• OBJECTIVE: Copy out the items word for word, from the first line through the line containing "- feature-name: 统计报表: [513, 869, 626, 902]", including that line.
---------- MATERIAL FOR THIS EXERCISE
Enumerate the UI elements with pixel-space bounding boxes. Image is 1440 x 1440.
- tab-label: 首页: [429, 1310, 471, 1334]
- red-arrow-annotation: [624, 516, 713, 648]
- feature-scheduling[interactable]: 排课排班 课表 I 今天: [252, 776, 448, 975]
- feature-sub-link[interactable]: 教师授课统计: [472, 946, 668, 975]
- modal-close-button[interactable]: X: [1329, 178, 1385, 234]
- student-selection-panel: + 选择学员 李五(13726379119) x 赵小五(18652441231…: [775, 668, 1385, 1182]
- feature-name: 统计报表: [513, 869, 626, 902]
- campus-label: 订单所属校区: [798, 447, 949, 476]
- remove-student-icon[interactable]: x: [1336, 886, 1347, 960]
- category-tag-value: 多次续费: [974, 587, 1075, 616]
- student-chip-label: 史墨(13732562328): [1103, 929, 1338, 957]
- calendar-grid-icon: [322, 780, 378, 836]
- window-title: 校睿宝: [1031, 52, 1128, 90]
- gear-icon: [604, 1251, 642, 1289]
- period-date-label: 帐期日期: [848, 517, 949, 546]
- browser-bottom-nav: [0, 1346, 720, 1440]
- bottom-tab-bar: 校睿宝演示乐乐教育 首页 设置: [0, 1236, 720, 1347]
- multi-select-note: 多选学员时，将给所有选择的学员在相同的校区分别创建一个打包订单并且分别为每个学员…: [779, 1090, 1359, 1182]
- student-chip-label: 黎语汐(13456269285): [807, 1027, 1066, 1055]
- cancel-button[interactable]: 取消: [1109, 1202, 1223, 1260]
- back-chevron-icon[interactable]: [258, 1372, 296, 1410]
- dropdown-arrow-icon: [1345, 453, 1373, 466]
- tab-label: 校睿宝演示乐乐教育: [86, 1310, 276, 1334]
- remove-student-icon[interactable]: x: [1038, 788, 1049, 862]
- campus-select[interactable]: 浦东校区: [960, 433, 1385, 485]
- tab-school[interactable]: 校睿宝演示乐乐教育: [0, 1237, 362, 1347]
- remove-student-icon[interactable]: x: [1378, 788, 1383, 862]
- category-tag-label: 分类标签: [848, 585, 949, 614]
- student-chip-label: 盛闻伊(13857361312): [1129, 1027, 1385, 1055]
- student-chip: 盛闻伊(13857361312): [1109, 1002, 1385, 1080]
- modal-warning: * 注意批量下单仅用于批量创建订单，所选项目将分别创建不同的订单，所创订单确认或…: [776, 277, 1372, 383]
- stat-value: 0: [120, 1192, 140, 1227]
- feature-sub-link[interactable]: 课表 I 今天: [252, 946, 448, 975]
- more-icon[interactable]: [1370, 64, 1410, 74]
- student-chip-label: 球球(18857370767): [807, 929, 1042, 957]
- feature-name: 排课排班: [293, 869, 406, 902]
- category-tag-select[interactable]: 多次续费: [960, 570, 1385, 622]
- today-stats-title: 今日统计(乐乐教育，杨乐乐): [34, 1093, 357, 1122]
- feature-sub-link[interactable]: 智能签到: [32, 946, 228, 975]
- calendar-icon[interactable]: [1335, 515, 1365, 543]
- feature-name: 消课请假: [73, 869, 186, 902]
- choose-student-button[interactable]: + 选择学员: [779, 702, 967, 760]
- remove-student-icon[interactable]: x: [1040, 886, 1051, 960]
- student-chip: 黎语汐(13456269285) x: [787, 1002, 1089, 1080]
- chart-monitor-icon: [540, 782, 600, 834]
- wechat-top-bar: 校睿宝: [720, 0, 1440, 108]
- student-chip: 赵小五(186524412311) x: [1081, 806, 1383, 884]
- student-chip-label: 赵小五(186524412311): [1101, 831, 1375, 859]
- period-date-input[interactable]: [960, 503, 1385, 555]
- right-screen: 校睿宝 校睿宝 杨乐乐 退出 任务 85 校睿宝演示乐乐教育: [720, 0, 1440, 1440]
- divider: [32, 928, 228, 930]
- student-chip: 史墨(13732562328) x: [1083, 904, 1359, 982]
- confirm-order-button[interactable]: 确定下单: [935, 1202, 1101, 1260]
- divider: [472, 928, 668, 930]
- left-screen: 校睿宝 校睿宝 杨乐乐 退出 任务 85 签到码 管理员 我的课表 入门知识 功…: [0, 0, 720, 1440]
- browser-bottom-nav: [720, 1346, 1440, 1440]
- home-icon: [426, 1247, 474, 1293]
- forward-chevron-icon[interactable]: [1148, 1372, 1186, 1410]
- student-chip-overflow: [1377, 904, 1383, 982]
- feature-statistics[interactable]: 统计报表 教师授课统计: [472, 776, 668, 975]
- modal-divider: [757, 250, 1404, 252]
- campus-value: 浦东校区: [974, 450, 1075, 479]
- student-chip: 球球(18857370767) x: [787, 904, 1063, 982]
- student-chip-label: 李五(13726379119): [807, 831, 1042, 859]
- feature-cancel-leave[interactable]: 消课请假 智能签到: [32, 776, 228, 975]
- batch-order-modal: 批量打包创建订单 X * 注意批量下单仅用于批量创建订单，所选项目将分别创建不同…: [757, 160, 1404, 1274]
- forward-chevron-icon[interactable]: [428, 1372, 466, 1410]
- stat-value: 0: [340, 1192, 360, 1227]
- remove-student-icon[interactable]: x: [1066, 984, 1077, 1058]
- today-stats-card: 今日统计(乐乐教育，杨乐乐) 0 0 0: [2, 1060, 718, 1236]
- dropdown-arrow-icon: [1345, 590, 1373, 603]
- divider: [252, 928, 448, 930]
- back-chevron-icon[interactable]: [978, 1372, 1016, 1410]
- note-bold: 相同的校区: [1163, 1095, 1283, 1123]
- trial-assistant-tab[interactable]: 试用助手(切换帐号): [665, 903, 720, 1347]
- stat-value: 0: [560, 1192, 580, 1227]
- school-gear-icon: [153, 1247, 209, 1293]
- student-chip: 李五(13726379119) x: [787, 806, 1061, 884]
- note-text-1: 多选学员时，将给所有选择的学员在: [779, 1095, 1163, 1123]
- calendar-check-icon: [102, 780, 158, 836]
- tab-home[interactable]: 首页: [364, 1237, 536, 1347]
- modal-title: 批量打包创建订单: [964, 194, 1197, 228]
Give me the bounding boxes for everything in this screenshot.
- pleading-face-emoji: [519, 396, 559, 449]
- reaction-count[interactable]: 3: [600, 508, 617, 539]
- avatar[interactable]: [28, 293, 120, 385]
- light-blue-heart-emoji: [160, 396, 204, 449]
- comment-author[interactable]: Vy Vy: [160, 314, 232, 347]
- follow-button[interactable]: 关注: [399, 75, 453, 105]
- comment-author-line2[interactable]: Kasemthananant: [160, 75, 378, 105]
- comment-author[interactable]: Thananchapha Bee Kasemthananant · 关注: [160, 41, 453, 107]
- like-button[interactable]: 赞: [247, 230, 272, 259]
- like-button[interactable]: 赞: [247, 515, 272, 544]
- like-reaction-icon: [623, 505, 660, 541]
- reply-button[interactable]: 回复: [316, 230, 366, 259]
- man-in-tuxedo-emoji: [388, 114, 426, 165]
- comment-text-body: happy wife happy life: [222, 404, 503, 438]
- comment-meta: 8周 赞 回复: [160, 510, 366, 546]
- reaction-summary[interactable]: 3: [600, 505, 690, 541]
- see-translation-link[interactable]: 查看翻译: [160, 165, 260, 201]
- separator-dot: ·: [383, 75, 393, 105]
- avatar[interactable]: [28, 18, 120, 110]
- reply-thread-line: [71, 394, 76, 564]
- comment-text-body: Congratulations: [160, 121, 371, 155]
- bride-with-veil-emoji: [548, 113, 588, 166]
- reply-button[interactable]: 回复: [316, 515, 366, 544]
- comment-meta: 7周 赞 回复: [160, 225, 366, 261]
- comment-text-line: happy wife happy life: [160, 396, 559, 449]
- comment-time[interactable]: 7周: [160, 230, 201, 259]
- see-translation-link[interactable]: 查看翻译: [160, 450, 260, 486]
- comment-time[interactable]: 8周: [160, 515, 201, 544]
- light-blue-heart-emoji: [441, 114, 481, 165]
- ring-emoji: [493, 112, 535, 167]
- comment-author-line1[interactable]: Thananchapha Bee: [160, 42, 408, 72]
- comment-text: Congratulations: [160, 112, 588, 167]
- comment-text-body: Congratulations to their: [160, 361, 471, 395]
--------------------
• FULL RESPONSE:
Enumerate the UI elements with pixel-space bounding boxes. Image is 1440 x 1440.
- tab-label: 首页: [429, 1310, 471, 1334]
- red-arrow-annotation: [624, 516, 713, 648]
- feature-scheduling[interactable]: 排课排班 课表 I 今天: [252, 776, 448, 975]
- feature-sub-link[interactable]: 教师授课统计: [472, 946, 668, 975]
- modal-close-button[interactable]: X: [1329, 178, 1385, 234]
- student-selection-panel: + 选择学员 李五(13726379119) x 赵小五(18652441231…: [775, 668, 1385, 1182]
- feature-name: 统计报表: [513, 869, 626, 902]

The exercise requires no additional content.